What to do:
Provide an exact transcription of all the records.

(Data entries)
..............................

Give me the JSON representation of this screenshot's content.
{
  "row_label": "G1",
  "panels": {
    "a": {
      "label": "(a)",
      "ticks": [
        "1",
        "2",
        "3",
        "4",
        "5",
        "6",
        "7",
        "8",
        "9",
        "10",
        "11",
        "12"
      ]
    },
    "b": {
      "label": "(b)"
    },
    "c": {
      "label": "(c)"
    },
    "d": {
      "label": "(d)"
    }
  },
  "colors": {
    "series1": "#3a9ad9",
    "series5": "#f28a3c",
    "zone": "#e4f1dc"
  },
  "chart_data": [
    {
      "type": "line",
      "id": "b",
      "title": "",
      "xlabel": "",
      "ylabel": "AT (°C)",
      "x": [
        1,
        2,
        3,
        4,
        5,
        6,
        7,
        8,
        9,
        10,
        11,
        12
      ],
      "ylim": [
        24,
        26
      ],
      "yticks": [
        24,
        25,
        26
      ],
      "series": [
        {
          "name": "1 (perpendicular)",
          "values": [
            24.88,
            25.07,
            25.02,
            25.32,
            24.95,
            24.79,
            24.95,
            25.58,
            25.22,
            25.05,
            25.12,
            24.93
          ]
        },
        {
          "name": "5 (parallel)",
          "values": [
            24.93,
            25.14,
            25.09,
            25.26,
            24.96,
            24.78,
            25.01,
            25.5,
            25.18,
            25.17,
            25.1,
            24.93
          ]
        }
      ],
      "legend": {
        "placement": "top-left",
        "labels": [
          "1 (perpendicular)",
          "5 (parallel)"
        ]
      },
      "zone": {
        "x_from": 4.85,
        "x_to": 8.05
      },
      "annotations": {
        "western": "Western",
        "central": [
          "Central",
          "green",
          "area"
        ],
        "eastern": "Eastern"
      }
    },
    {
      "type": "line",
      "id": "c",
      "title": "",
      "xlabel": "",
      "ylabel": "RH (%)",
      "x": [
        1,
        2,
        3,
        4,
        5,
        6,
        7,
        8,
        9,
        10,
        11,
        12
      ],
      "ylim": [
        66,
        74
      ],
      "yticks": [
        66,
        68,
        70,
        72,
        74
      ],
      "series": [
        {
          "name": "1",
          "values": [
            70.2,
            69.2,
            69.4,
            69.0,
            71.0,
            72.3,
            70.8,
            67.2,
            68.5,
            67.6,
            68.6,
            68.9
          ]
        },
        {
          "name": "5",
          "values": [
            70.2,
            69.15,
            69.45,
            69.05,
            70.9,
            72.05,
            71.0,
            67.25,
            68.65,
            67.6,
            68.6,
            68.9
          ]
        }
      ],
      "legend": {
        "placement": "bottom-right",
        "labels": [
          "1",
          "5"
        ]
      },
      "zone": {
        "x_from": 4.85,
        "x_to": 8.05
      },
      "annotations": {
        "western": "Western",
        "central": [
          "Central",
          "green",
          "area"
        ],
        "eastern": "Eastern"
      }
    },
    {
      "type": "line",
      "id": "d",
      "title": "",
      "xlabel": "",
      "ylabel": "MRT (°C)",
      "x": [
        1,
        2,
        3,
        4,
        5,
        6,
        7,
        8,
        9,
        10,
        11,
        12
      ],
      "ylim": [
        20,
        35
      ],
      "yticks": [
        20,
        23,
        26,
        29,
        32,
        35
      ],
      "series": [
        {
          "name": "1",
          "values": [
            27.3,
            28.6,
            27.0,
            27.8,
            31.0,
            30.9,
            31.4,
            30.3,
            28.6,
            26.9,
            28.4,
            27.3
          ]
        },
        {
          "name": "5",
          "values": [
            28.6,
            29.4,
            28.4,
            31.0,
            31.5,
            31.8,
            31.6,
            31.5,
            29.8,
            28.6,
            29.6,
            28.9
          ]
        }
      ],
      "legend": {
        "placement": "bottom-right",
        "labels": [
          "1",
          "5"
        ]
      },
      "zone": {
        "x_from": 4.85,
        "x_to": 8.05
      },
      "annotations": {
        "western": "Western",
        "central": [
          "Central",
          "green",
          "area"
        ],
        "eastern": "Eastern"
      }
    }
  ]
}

..............................

Answer for this exercise:
Give me the JSON representation of this screenshot's content.
{
  "row_label": "G1",
  "panels": {
    "a": {
      "label": "(a)",
      "ticks": [
        "1",
        "2",
        "3",
        "4",
        "5",
        "6",
        "7",
        "8",
        "9",
        "10",
        "11",
        "12"
      ]
    },
    "b": {
      "label": "(b)"
    },
    "c": {
      "label": "(c)"
    },
    "d": {
      "label": "(d)"
    }
  },
  "colors": {
    "series1": "#3a9ad9",
    "series5": "#f28a3c",
    "zone": "#e4f1dc"
  },
  "chart_data": [
    {
      "type": "line",
      "id": "b",
      "title": "",
      "xlabel": "",
      "ylabel": "AT (°C)",
      "x": [
        1,
        2,
        3,
        4,
        5,
        6,
        7,
        8,
        9,
        10,
        11,
        12
      ],
      "ylim": [
        24,
        26
      ],
      "yticks": [
        24,
        25,
        26
      ],
      "series": [
        {
          "name": "1 (perpendicular)",
          "values": [
            24.88,
            25.07,
            25.02,
            25.32,
            24.95,
            24.79,
            24.95,
            25.58,
            25.22,
            25.05,
            25.12,
            24.93
          ]
        },
        {
          "name": "5 (parallel)",
          "values": [
            24.93,
            25.14,
            25.09,
            25.26,
            24.96,
            24.78,
            25.01,
            25.5,
            25.18,
            25.17,
            25.1,
            24.93
          ]
        }
      ],
      "legend": {
        "placement": "top-left",
        "labels": [
          "1 (perpendicular)",
          "5 (parallel)"
        ]
      },
      "zone": {
        "x_from": 4.85,
        "x_to": 8.05
      },
      "annotations": {
        "western": "Western",
        "central": [
          "Central",
          "green",
          "area"
        ],
        "eastern": "Eastern"
      }
    },
    {
      "type": "line",
      "id": "c",
      "title": "",
      "xlabel": "",
      "ylabel": "RH (%)",
      "x": [
        1,
        2,
        3,
        4,
        5,
        6,
        7,
        8,
        9,
        10,
        11,
        12
      ],
      "ylim": [
        66,
        74
      ],
      "yticks": [
        66,
        68,
        70,
        72,
        74
      ],
      "series": [
        {
          "name": "1",
          "values": [
            70.2,
            69.2,
            69.4,
            69.0,
            71.0,
            72.3,
            70.8,
            67.2,
            68.5,
            67.6,
            68.6,
            68.9
          ]
        },
        {
          "name": "5",
          "values": [
            70.2,
            69.15,
            69.45,
            69.05,
            70.9,
            72.05,
            71.0,
            67.25,
            68.65,
            67.6,
            68.6,
            68.9
          ]
        }
      ],
      "legend": {
        "placement": "bottom-right",
        "labels": [
          "1",
          "5"
        ]
      },
      "zone": {
        "x_from": 4.85,
        "x_to": 8.05
      },
      "annotations": {
        "western": "Western",
        "central": [
          "Central",
          "green",
          "area"
        ],
        "eastern": "Eastern"
      }
    },
    {
      "type": "line",
      "id": "d",
      "title": "",
      "xlabel": "",
      "ylabel": "MRT (°C)",
      "x": [
        1,
        2,
        3,
        4,
        5,
        6,
        7,
        8,
        9,
        10,
        11,
        12
      ],
      "ylim": [
        20,
        35
      ],
      "yticks": [
        20,
        23,
        26,
        29,
        32,
        35
      ],
      "series": [
        {
          "name": "1",
          "values": [
            27.3,
            28.6,
            27.0,
            27.8,
            31.0,
            30.9,
            31.4,
            30.3,
            28.6,
            26.9,
            28.4,
            27.3
          ]
        },
        {
          "name": "5",
          "values": [
            28.6,
            29.4,
            28.4,
            31.0,
            31.5,
            31.8,
            31.6,
            31.5,
            29.8,
            28.6,
            29.6,
            28.9
          ]
        }
      ],
      "legend": {
        "placement": "bottom-right",
        "labels": [
          "1",
          "5"
        ]
      },
      "zone": {
        "x_from": 4.85,
        "x_to": 8.05
      },
      "annotations": {
        "western": "Western",
        "central": [
          "Central",
          "green",
          "area"
        ],
        "eastern": "Eastern"
      }
    }
  ]
}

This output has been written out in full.